═══ Material supplied

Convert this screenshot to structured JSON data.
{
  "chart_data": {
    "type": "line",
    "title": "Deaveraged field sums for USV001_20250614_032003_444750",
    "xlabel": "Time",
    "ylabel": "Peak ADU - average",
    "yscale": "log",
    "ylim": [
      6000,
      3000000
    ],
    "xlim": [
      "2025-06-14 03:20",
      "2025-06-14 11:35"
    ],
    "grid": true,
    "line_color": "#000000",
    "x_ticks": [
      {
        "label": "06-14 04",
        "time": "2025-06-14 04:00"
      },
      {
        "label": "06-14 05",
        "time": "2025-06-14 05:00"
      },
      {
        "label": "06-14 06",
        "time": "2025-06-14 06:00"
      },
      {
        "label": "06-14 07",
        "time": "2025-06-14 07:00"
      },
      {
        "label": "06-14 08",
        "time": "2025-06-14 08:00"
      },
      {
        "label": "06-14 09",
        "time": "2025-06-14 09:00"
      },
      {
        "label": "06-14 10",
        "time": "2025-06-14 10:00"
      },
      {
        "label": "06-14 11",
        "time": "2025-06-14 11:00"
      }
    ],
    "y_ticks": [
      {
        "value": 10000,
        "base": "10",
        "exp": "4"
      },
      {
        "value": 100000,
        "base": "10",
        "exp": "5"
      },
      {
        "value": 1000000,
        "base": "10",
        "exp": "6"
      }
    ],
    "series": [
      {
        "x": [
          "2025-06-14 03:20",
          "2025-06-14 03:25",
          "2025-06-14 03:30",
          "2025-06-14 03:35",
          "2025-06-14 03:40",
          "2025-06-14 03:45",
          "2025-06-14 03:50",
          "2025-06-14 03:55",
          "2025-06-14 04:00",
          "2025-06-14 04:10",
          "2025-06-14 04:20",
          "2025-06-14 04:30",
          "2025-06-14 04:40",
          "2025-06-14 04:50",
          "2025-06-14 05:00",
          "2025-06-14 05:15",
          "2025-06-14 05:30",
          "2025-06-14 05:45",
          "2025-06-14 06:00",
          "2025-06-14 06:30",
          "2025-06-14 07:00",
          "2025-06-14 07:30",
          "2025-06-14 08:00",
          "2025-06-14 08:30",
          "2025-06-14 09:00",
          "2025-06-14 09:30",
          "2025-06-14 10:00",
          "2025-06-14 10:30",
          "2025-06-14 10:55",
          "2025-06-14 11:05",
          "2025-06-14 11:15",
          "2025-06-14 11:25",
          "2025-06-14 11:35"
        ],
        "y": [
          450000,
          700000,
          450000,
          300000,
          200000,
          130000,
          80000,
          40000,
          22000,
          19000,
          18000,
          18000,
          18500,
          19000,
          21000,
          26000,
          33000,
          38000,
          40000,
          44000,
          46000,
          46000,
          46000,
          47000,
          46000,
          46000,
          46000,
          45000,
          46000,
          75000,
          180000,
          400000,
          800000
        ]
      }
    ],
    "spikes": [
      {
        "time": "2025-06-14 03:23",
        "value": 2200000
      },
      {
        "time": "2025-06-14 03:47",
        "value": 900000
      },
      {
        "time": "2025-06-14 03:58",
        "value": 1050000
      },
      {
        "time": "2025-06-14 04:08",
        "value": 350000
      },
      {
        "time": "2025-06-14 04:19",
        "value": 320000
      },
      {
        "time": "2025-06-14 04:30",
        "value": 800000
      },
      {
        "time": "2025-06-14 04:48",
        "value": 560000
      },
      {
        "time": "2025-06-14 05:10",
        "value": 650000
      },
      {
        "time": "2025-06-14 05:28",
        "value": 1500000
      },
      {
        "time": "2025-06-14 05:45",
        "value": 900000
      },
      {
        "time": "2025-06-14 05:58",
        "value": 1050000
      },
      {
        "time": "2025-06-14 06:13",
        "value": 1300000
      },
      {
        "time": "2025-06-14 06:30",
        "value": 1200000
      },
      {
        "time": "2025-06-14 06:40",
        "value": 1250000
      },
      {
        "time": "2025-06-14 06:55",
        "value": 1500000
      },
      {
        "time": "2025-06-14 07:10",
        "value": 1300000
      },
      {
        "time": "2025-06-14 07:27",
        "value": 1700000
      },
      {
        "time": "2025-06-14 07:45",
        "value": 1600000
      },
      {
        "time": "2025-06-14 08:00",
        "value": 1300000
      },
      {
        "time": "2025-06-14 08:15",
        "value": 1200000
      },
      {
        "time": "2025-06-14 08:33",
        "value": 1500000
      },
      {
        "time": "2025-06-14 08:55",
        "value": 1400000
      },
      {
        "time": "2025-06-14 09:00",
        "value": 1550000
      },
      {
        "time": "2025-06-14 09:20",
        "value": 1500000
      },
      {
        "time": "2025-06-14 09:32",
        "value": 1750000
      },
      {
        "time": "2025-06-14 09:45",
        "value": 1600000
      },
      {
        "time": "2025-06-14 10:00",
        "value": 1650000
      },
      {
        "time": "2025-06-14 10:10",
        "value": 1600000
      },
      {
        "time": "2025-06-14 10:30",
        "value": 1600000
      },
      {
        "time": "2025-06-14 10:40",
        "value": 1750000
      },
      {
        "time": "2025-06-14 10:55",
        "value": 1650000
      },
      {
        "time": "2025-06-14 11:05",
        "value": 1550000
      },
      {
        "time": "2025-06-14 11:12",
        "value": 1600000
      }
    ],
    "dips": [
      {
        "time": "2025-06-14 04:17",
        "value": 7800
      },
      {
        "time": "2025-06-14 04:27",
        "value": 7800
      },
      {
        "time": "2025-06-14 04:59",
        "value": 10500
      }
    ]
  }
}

══════

* _Set task_: Restate each record word for word.

* _Written response_:
Convert this screenshot to structured JSON data.
{
  "chart_data": {
    "type": "line",
    "title": "Deaveraged field sums for USV001_20250614_032003_444750",
    "xlabel": "Time",
    "ylabel": "Peak ADU - average",
    "yscale": "log",
    "ylim": [
      6000,
      3000000
    ],
    "xlim": [
      "2025-06-14 03:20",
      "2025-06-14 11:35"
    ],
    "grid": true,
    "line_color": "#000000",
    "x_ticks": [
      {
        "label": "06-14 04",
        "time": "2025-06-14 04:00"
      },
      {
        "label": "06-14 05",
        "time": "2025-06-14 05:00"
      },
      {
        "label": "06-14 06",
        "time": "2025-06-14 06:00"
      },
      {
        "label": "06-14 07",
        "time": "2025-06-14 07:00"
      },
      {
        "label": "06-14 08",
        "time": "2025-06-14 08:00"
      },
      {
        "label": "06-14 09",
        "time": "2025-06-14 09:00"
      },
      {
        "label": "06-14 10",
        "time": "2025-06-14 10:00"
      },
      {
        "label": "06-14 11",
        "time": "2025-06-14 11:00"
      }
    ],
    "y_ticks": [
      {
        "value": 10000,
        "base": "10",
        "exp": "4"
      },
      {
        "value": 100000,
        "base": "10",
        "exp": "5"
      },
      {
        "value": 1000000,
        "base": "10",
        "exp": "6"
      }
    ],
    "series": [
      {
        "x": [
          "2025-06-14 03:20",
          "2025-06-14 03:25",
          "2025-06-14 03:30",
          "2025-06-14 03:35",
          "2025-06-14 03:40",
          "2025-06-14 03:45",
          "2025-06-14 03:50",
          "2025-06-14 03:55",
          "2025-06-14 04:00",
          "2025-06-14 04:10",
          "2025-06-14 04:20",
          "2025-06-14 04:30",
          "2025-06-14 04:40",
          "2025-06-14 04:50",
          "2025-06-14 05:00",
          "2025-06-14 05:15",
          "2025-06-14 05:30",
          "2025-06-14 05:45",
          "2025-06-14 06:00",
          "2025-06-14 06:30",
          "2025-06-14 07:00",
          "2025-06-14 07:30",
          "2025-06-14 08:00",
          "2025-06-14 08:30",
          "2025-06-14 09:00",
          "2025-06-14 09:30",
          "2025-06-14 10:00",
          "2025-06-14 10:30",
          "2025-06-14 10:55",
          "2025-06-14 11:05",
          "2025-06-14 11:15",
          "2025-06-14 11:25",
          "2025-06-14 11:35"
        ],
        "y": [
          450000,
          700000,
          450000,
          300000,
          200000,
          130000,
          80000,
          40000,
          22000,
          19000,
          18000,
          18000,
          18500,
          19000,
          21000,
          26000,
          33000,
          38000,
          40000,
          44000,
          46000,
          46000,
          46000,
          47000,
          46000,
          46000,
          46000,
          45000,
          46000,
          75000,
          180000,
          400000,
          800000
        ]
      }
    ],
    "spikes": [
      {
        "time": "2025-06-14 03:23",
        "value": 2200000
      },
      {
        "time": "2025-06-14 03:47",
        "value": 900000
      },
      {
        "time": "2025-06-14 03:58",
        "value": 1050000
      },
      {
        "time": "2025-06-14 04:08",
        "value": 350000
      },
      {
        "time": "2025-06-14 04:19",
        "value": 320000
      },
      {
        "time": "2025-06-14 04:30",
        "value": 800000
      },
      {
        "time": "2025-06-14 04:48",
        "value": 560000
      },
      {
        "time": "2025-06-14 05:10",
        "value": 650000
      },
      {
        "time": "2025-06-14 05:28",
        "value": 1500000
      },
      {
        "time": "2025-06-14 05:45",
        "value": 900000
      },
      {
        "time": "2025-06-14 05:58",
        "value": 1050000
      },
      {
        "time": "2025-06-14 06:13",
        "value": 1300000
      },
      {
        "time": "2025-06-14 06:30",
        "value": 1200000
      },
      {
        "time": "2025-06-14 06:40",
        "value": 1250000
      },
      {
        "time": "2025-06-14 06:55",
        "value": 1500000
      },
      {
        "time": "2025-06-14 07:10",
        "value": 1300000
      },
      {
        "time": "2025-06-14 07:27",
        "value": 1700000
      },
      {
        "time": "2025-06-14 07:45",
        "value": 1600000
      },
      {
        "time": "2025-06-14 08:00",
        "value": 1300000
      },
      {
        "time": "2025-06-14 08:15",
        "value": 1200000
      },
      {
        "time": "2025-06-14 08:33",
        "value": 1500000
      },
      {
        "time": "2025-06-14 08:55",
        "value": 1400000
      },
      {
        "time": "2025-06-14 09:00",
        "value": 1550000
      },
      {
        "time": "2025-06-14 09:20",
        "value": 1500000
      },
      {
        "time": "2025-06-14 09:32",
        "value": 1750000
      },
      {
        "time": "2025-06-14 09:45",
        "value": 1600000
      },
      {
        "time": "2025-06-14 10:00",
        "value": 1650000
      },
      {
        "time": "2025-06-14 10:10",
        "value": 1600000
      },
      {
        "time": "2025-06-14 10:30",
        "value": 1600000
      },
      {
        "time": "2025-06-14 10:40",
        "value": 1750000
      },
      {
        "time": "2025-06-14 10:55",
        "value": 1650000
      },
      {
        "time": "2025-06-14 11:05",
        "value": 1550000
      },
      {
        "time": "2025-06-14 11:12",
        "value": 1600000
      }
    ],
    "dips": [
      {
        "time": "2025-06-14 04:17",
        "value": 7800
      },
      {
        "time": "2025-06-14 04:27",
        "value": 7800
      },
      {
        "time": "2025-06-14 04:59",
        "value": 10500
      }
    ]
  }
}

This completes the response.